▶ WHAT THIS TASK INVOLVES
Copy exactly the stretch of lines from the one holding "Extract the structured" through the last line of the data below, inclusive. Leave out pictures.

── THE RECORDS ──

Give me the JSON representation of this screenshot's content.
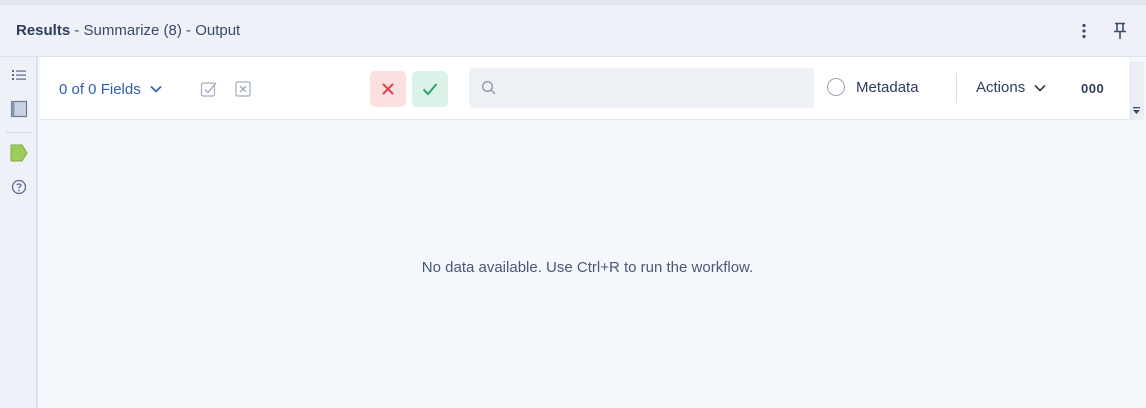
{
  "header": {
    "title_bold": "Results",
    "title_rest": " - Summarize (8) - Output",
    "icons": [
      "more-vertical-icon",
      "pin-icon"
    ]
  },
  "rail": {
    "icons": [
      "list-icon",
      "table-icon",
      "tag-icon",
      "help-icon"
    ],
    "active_color": "#9ccc5a"
  },
  "toolbar": {
    "fields_label": "0 of 0 Fields",
    "search_placeholder": "",
    "metadata_label": "Metadata",
    "actions_label": "Actions",
    "overflow_label": "000",
    "deselect_color": "#e2424d",
    "confirm_color": "#2ba36b"
  },
  "main": {
    "empty_message": "No data available. Use Ctrl+R to run the workflow."
  }
}
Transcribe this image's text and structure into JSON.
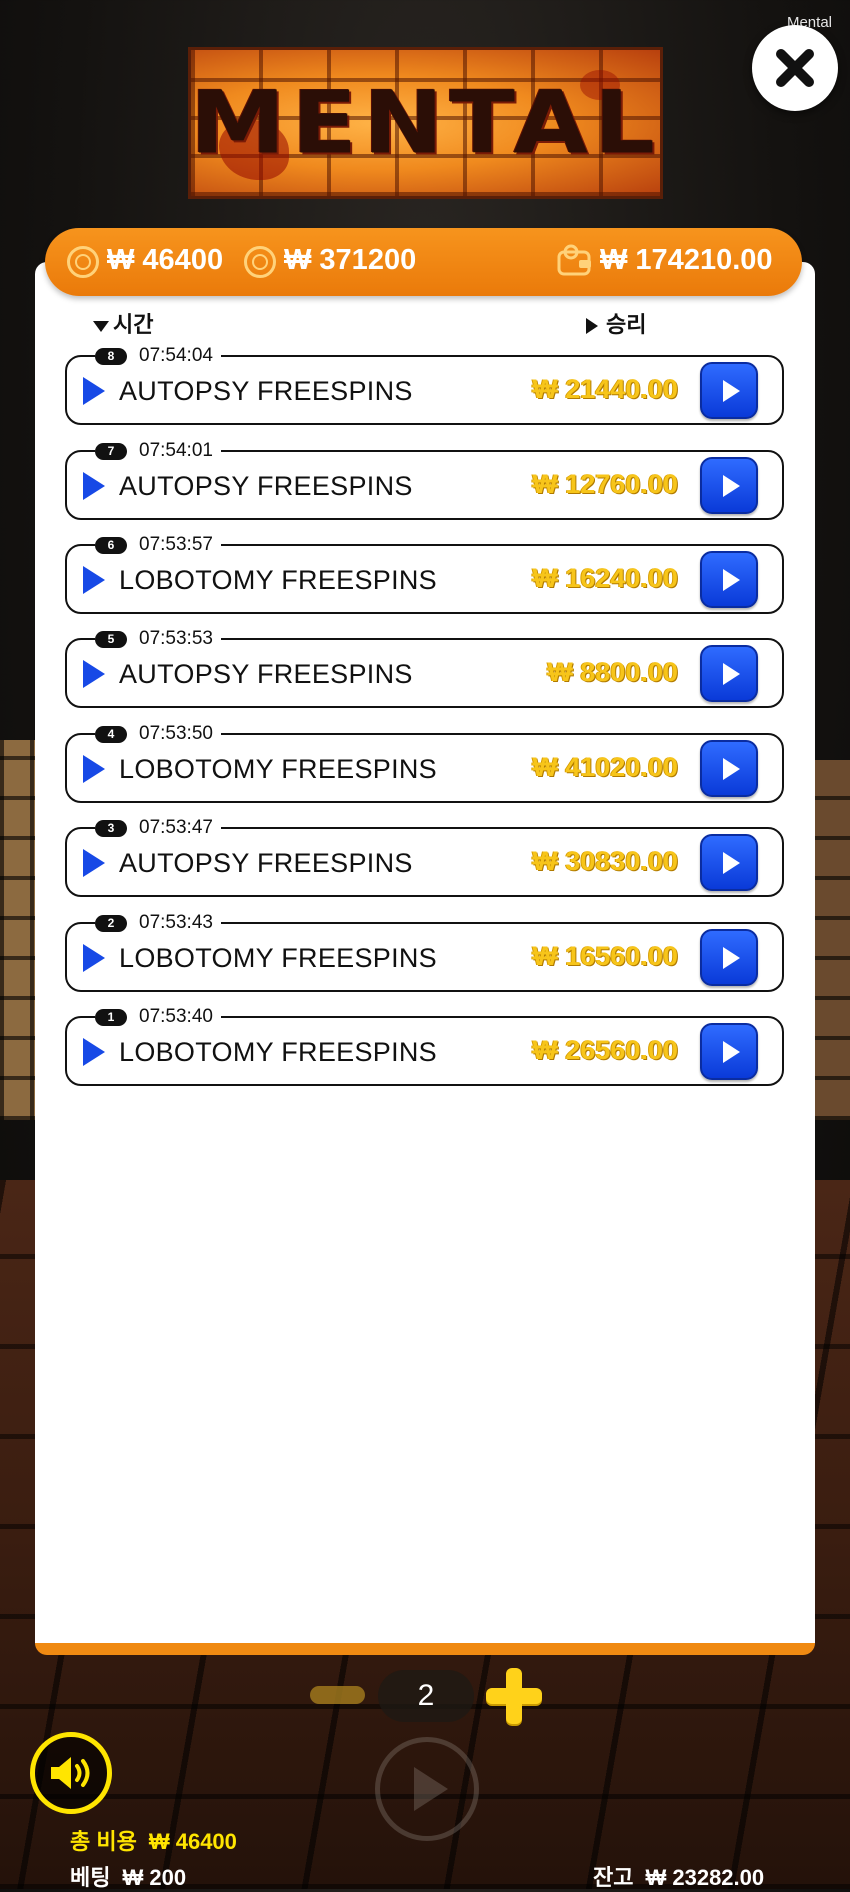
{
  "watermark": "Mental",
  "logo_text": "MENTAL",
  "topbar": {
    "total_cost": "₩ 46400",
    "total_win": "₩ 371200",
    "wallet": "₩ 174210.00"
  },
  "columns": {
    "time": "시간",
    "win": "승리"
  },
  "history": [
    {
      "num": "8",
      "time": "07:54:04",
      "title": "AUTOPSY FREESPINS",
      "win": "₩ 21440.00"
    },
    {
      "num": "7",
      "time": "07:54:01",
      "title": "AUTOPSY FREESPINS",
      "win": "₩ 12760.00"
    },
    {
      "num": "6",
      "time": "07:53:57",
      "title": "LOBOTOMY FREESPINS",
      "win": "₩ 16240.00"
    },
    {
      "num": "5",
      "time": "07:53:53",
      "title": "AUTOPSY FREESPINS",
      "win": "₩ 8800.00"
    },
    {
      "num": "4",
      "time": "07:53:50",
      "title": "LOBOTOMY FREESPINS",
      "win": "₩ 41020.00"
    },
    {
      "num": "3",
      "time": "07:53:47",
      "title": "AUTOPSY FREESPINS",
      "win": "₩ 30830.00"
    },
    {
      "num": "2",
      "time": "07:53:43",
      "title": "LOBOTOMY FREESPINS",
      "win": "₩ 16560.00"
    },
    {
      "num": "1",
      "time": "07:53:40",
      "title": "LOBOTOMY FREESPINS",
      "win": "₩ 26560.00"
    }
  ],
  "pagination": {
    "page": "2"
  },
  "footer": {
    "total_cost_label": "총 비용",
    "total_cost_value": "₩ 46400",
    "bet_label": "베팅",
    "bet_value": "₩ 200",
    "balance_label": "잔고",
    "balance_value": "₩ 23282.00"
  },
  "colors": {
    "accent_orange": "#f08a12",
    "replay_blue": "#1749e6",
    "win_gold": "#f7c51a",
    "footer_yellow": "#ffe500"
  },
  "icons": [
    "close-icon",
    "coin-icon",
    "wallet-icon",
    "sort-down-icon",
    "sort-right-icon",
    "play-icon",
    "minus-icon",
    "plus-icon",
    "spin-icon",
    "speaker-icon"
  ]
}
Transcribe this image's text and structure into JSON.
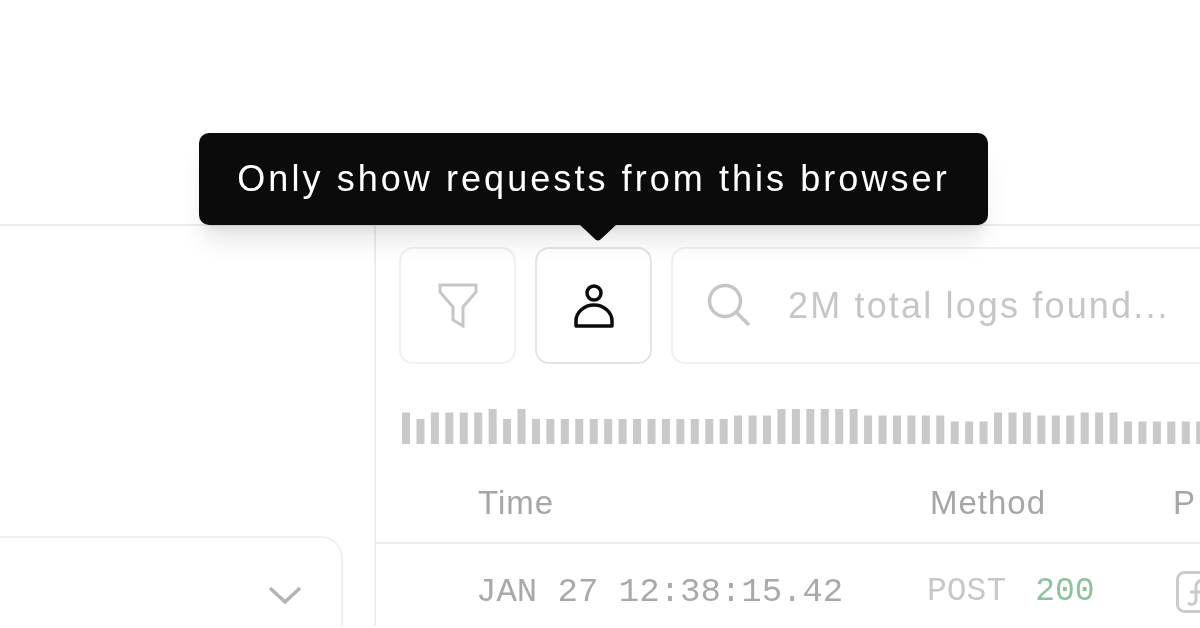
{
  "tooltip": {
    "text": "Only show requests from this browser"
  },
  "left_panel": {
    "dropdown": {
      "expanded": false
    }
  },
  "toolbar": {
    "buttons": [
      {
        "kind": "filter",
        "active": false
      },
      {
        "kind": "user",
        "active": true
      }
    ],
    "search": {
      "placeholder": "2M total logs found..."
    }
  },
  "table": {
    "columns": [
      "Time",
      "Method",
      "P"
    ],
    "rows": [
      {
        "time": "JAN 27 12:38:15.42",
        "method": "POST",
        "status": "200"
      }
    ]
  }
}
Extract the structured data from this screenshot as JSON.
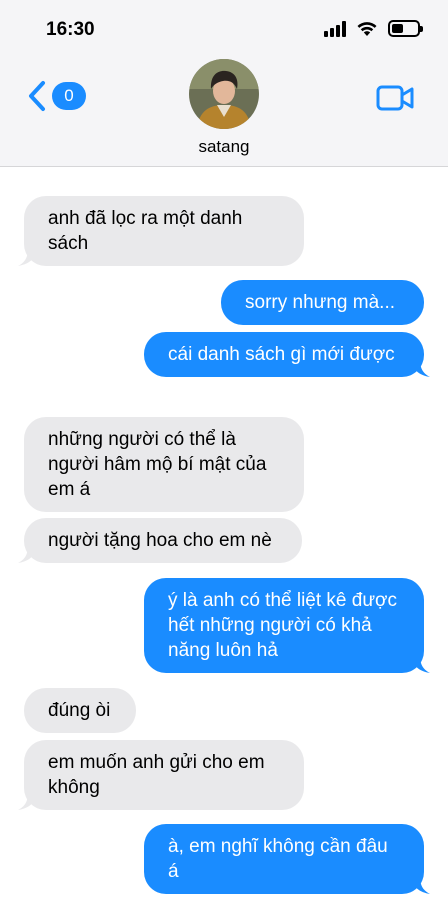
{
  "status_bar": {
    "time": "16:30",
    "battery_level": 0.45
  },
  "header": {
    "unread_count": "0",
    "contact_name": "satang"
  },
  "colors": {
    "outgoing": "#1a8cff",
    "incoming": "#e9e9eb",
    "header_bg": "#f5f5f7"
  },
  "icons": {
    "back": "chevron-left-icon",
    "video": "video-camera-icon",
    "wifi": "wifi-icon",
    "signal": "cellular-signal-icon",
    "battery": "battery-icon"
  },
  "messages": [
    {
      "dir": "in",
      "text": "anh đã lọc ra một danh sách"
    },
    {
      "dir": "out",
      "text": "sorry nhưng mà..."
    },
    {
      "dir": "out",
      "text": "cái danh sách gì mới được"
    },
    {
      "dir": "in",
      "text": "những người có thể là người hâm mộ bí mật của em á"
    },
    {
      "dir": "in",
      "text": "người tặng hoa cho em nè"
    },
    {
      "dir": "out",
      "text": "ý là anh có thể liệt kê được hết những người có khả năng luôn hả"
    },
    {
      "dir": "in",
      "text": "đúng òi"
    },
    {
      "dir": "in",
      "text": "em muốn anh gửi cho em không"
    },
    {
      "dir": "out",
      "text": "à, em nghĩ không cần đâu á"
    }
  ]
}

───

▶ ANSWER TO THIS EXERCISE
Extract the structured data from this screenshot as JSON.
{
  "status_bar": {
    "time": "16:30",
    "battery_level": 0.45
  },
  "header": {
    "unread_count": "0",
    "contact_name": "satang"
  },
  "colors": {
    "outgoing": "#1a8cff",
    "incoming": "#e9e9eb",
    "header_bg": "#f5f5f7"
  },
  "icons": {
    "back": "chevron-left-icon",
    "video": "video-camera-icon",
    "wifi": "wifi-icon",
    "signal": "cellular-signal-icon",
    "battery": "battery-icon"
  },
  "messages": [
    {
      "dir": "in",
      "text": "anh đã lọc ra một danh sách"
    },
    {
      "dir": "out",
      "text": "sorry nhưng mà..."
    },
    {
      "dir": "out",
      "text": "cái danh sách gì mới được"
    },
    {
      "dir": "in",
      "text": "những người có thể là người hâm mộ bí mật của em á"
    },
    {
      "dir": "in",
      "text": "người tặng hoa cho em nè"
    },
    {
      "dir": "out",
      "text": "ý là anh có thể liệt kê được hết những người có khả năng luôn hả"
    },
    {
      "dir": "in",
      "text": "đúng òi"
    },
    {
      "dir": "in",
      "text": "em muốn anh gửi cho em không"
    },
    {
      "dir": "out",
      "text": "à, em nghĩ không cần đâu á"
    }
  ]
}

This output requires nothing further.